→ DIRECTION
Extract all of the entries and give them again, word for word.

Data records

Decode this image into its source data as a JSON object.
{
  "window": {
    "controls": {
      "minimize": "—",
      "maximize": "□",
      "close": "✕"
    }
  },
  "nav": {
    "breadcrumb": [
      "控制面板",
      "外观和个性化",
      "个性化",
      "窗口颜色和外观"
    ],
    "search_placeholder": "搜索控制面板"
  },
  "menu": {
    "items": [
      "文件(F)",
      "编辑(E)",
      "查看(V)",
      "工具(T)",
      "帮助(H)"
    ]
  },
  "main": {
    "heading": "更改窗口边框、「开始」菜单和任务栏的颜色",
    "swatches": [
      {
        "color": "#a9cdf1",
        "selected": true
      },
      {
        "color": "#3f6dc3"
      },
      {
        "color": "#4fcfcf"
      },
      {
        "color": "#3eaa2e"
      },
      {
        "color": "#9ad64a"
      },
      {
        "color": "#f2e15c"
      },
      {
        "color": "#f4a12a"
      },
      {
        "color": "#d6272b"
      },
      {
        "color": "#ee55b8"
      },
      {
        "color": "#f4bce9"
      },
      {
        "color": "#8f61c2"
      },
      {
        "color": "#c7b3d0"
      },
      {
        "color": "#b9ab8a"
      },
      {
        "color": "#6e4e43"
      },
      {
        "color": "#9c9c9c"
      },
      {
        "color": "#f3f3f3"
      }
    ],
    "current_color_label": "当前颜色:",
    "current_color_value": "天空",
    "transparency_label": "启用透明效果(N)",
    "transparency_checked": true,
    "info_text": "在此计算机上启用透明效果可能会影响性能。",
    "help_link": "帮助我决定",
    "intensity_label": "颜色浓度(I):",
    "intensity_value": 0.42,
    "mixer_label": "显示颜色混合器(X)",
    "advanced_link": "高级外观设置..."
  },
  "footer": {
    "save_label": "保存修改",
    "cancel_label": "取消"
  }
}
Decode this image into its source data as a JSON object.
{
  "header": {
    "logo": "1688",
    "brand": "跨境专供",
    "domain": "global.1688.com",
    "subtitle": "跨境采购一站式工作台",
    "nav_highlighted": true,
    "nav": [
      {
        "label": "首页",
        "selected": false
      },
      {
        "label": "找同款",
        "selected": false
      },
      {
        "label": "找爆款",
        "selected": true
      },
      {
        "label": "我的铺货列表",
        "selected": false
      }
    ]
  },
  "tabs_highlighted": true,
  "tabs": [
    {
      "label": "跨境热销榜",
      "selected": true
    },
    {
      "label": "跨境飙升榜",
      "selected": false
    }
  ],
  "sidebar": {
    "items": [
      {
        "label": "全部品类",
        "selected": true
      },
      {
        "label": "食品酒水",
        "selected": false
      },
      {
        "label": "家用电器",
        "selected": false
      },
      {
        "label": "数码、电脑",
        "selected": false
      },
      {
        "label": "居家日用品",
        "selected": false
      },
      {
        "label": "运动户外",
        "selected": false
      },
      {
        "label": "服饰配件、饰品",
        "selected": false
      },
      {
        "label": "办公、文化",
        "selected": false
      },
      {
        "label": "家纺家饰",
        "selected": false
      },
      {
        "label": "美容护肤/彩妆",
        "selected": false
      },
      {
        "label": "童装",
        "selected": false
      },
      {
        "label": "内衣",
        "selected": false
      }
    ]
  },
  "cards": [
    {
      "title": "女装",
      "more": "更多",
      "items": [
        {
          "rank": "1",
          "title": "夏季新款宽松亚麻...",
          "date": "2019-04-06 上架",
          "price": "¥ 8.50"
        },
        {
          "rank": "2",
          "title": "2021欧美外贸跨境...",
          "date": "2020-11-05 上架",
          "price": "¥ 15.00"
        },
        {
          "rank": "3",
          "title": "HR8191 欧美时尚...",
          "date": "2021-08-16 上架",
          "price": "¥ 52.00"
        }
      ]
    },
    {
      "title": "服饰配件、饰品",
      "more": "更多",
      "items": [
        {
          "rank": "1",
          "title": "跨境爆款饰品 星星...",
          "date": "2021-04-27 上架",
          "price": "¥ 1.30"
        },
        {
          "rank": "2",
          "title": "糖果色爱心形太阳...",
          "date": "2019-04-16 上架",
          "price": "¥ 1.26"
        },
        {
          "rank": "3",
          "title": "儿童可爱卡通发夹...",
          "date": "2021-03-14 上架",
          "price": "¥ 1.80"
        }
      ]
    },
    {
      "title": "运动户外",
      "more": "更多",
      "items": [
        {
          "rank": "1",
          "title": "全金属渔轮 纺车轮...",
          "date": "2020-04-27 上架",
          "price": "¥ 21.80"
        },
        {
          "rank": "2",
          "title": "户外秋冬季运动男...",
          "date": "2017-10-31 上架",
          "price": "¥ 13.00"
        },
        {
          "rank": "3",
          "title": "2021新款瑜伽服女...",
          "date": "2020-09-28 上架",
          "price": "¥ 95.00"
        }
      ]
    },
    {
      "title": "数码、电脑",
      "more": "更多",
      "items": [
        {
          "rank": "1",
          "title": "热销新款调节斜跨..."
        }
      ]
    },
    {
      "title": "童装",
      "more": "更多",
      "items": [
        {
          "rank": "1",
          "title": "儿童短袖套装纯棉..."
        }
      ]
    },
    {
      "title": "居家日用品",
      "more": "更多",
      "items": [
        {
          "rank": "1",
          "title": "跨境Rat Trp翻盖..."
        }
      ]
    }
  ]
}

→ FINISHED TASK
Decode this image into its source data as a JSON object.
{
  "window": {
    "controls": {
      "minimize": "—",
      "maximize": "□",
      "close": "✕"
    }
  },
  "nav": {
    "breadcrumb": [
      "控制面板",
      "外观和个性化",
      "个性化",
      "窗口颜色和外观"
    ],
    "search_placeholder": "搜索控制面板"
  },
  "menu": {
    "items": [
      "文件(F)",
      "编辑(E)",
      "查看(V)",
      "工具(T)",
      "帮助(H)"
    ]
  },
  "main": {
    "heading": "更改窗口边框、「开始」菜单和任务栏的颜色",
    "swatches": [
      {
        "color": "#a9cdf1",
        "selected": true
      },
      {
        "color": "#3f6dc3"
      },
      {
        "color": "#4fcfcf"
      },
      {
        "color": "#3eaa2e"
      },
      {
        "color": "#9ad64a"
      },
      {
        "color": "#f2e15c"
      },
      {
        "color": "#f4a12a"
      },
      {
        "color": "#d6272b"
      },
      {
        "color": "#ee55b8"
      },
      {
        "color": "#f4bce9"
      },
      {
        "color": "#8f61c2"
      },
      {
        "color": "#c7b3d0"
      },
      {
        "color": "#b9ab8a"
      },
      {
        "color": "#6e4e43"
      },
      {
        "color": "#9c9c9c"
      },
      {
        "color": "#f3f3f3"
      }
    ],
    "current_color_label": "当前颜色:",
    "current_color_value": "天空",
    "transparency_label": "启用透明效果(N)",
    "transparency_checked": true,
    "info_text": "在此计算机上启用透明效果可能会影响性能。",
    "help_link": "帮助我决定",
    "intensity_label": "颜色浓度(I):",
    "intensity_value": 0.42,
    "mixer_label": "显示颜色混合器(X)",
    "advanced_link": "高级外观设置..."
  },
  "footer": {
    "save_label": "保存修改",
    "cancel_label": "取消"
  }
}
Decode this image into its source data as a JSON object.
{
  "header": {
    "logo": "1688",
    "brand": "跨境专供",
    "domain": "global.1688.com",
    "subtitle": "跨境采购一站式工作台",
    "nav_highlighted": true,
    "nav": [
      {
        "label": "首页",
        "selected": false
      },
      {
        "label": "找同款",
        "selected": false
      },
      {
        "label": "找爆款",
        "selected": true
      },
      {
        "label": "我的铺货列表",
        "selected": false
      }
    ]
  },
  "tabs_highlighted": true,
  "tabs": [
    {
      "label": "跨境热销榜",
      "selected": true
    },
    {
      "label": "跨境飙升榜",
      "selected": false
    }
  ],
  "sidebar": {
    "items": [
      {
        "label": "全部品类",
        "selected": true
      },
      {
        "label": "食品酒水",
        "selected": false
      },
      {
        "label": "家用电器",
        "selected": false
      },
      {
        "label": "数码、电脑",
        "selected": false
      },
      {
        "label": "居家日用品",
        "selected": false
      },
      {
        "label": "运动户外",
        "selected": false
      },
      {
        "label": "服饰配件、饰品",
        "selected": false
      },
      {
        "label": "办公、文化",
        "selected": false
      },
      {
        "label": "家纺家饰",
        "selected": false
      },
      {
        "label": "美容护肤/彩妆",
        "selected": false
      },
      {
        "label": "童装",
        "selected": false
      },
      {
        "label": "内衣",
        "selected": false
      }
    ]
  },
  "cards": [
    {
      "title": "女装",
      "more": "更多",
      "items": [
        {
          "rank": "1",
          "title": "夏季新款宽松亚麻...",
          "date": "2019-04-06 上架",
          "price": "¥ 8.50"
        },
        {
          "rank": "2",
          "title": "2021欧美外贸跨境...",
          "date": "2020-11-05 上架",
          "price": "¥ 15.00"
        },
        {
          "rank": "3",
          "title": "HR8191 欧美时尚...",
          "date": "2021-08-16 上架",
          "price": "¥ 52.00"
        }
      ]
    },
    {
      "title": "服饰配件、饰品",
      "more": "更多",
      "items": [
        {
          "rank": "1",
          "title": "跨境爆款饰品 星星...",
          "date": "2021-04-27 上架",
          "price": "¥ 1.30"
        },
        {
          "rank": "2",
          "title": "糖果色爱心形太阳...",
          "date": "2019-04-16 上架",
          "price": "¥ 1.26"
        },
        {
          "rank": "3",
          "title": "儿童可爱卡通发夹...",
          "date": "2021-03-14 上架",
          "price": "¥ 1.80"
        }
      ]
    },
    {
      "title": "运动户外",
      "more": "更多",
      "items": [
        {
          "rank": "1",
          "title": "全金属渔轮 纺车轮...",
          "date": "2020-04-27 上架",
          "price": "¥ 21.80"
        },
        {
          "rank": "2",
          "title": "户外秋冬季运动男...",
          "date": "2017-10-31 上架",
          "price": "¥ 13.00"
        },
        {
          "rank": "3",
          "title": "2021新款瑜伽服女...",
          "date": "2020-09-28 上架",
          "price": "¥ 95.00"
        }
      ]
    },
    {
      "title": "数码、电脑",
      "more": "更多",
      "items": [
        {
          "rank": "1",
          "title": "热销新款调节斜跨..."
        }
      ]
    },
    {
      "title": "童装",
      "more": "更多",
      "items": [
        {
          "rank": "1",
          "title": "儿童短袖套装纯棉..."
        }
      ]
    },
    {
      "title": "居家日用品",
      "more": "更多",
      "items": [
        {
          "rank": "1",
          "title": "跨境Rat Trp翻盖..."
        }
      ]
    }
  ]
}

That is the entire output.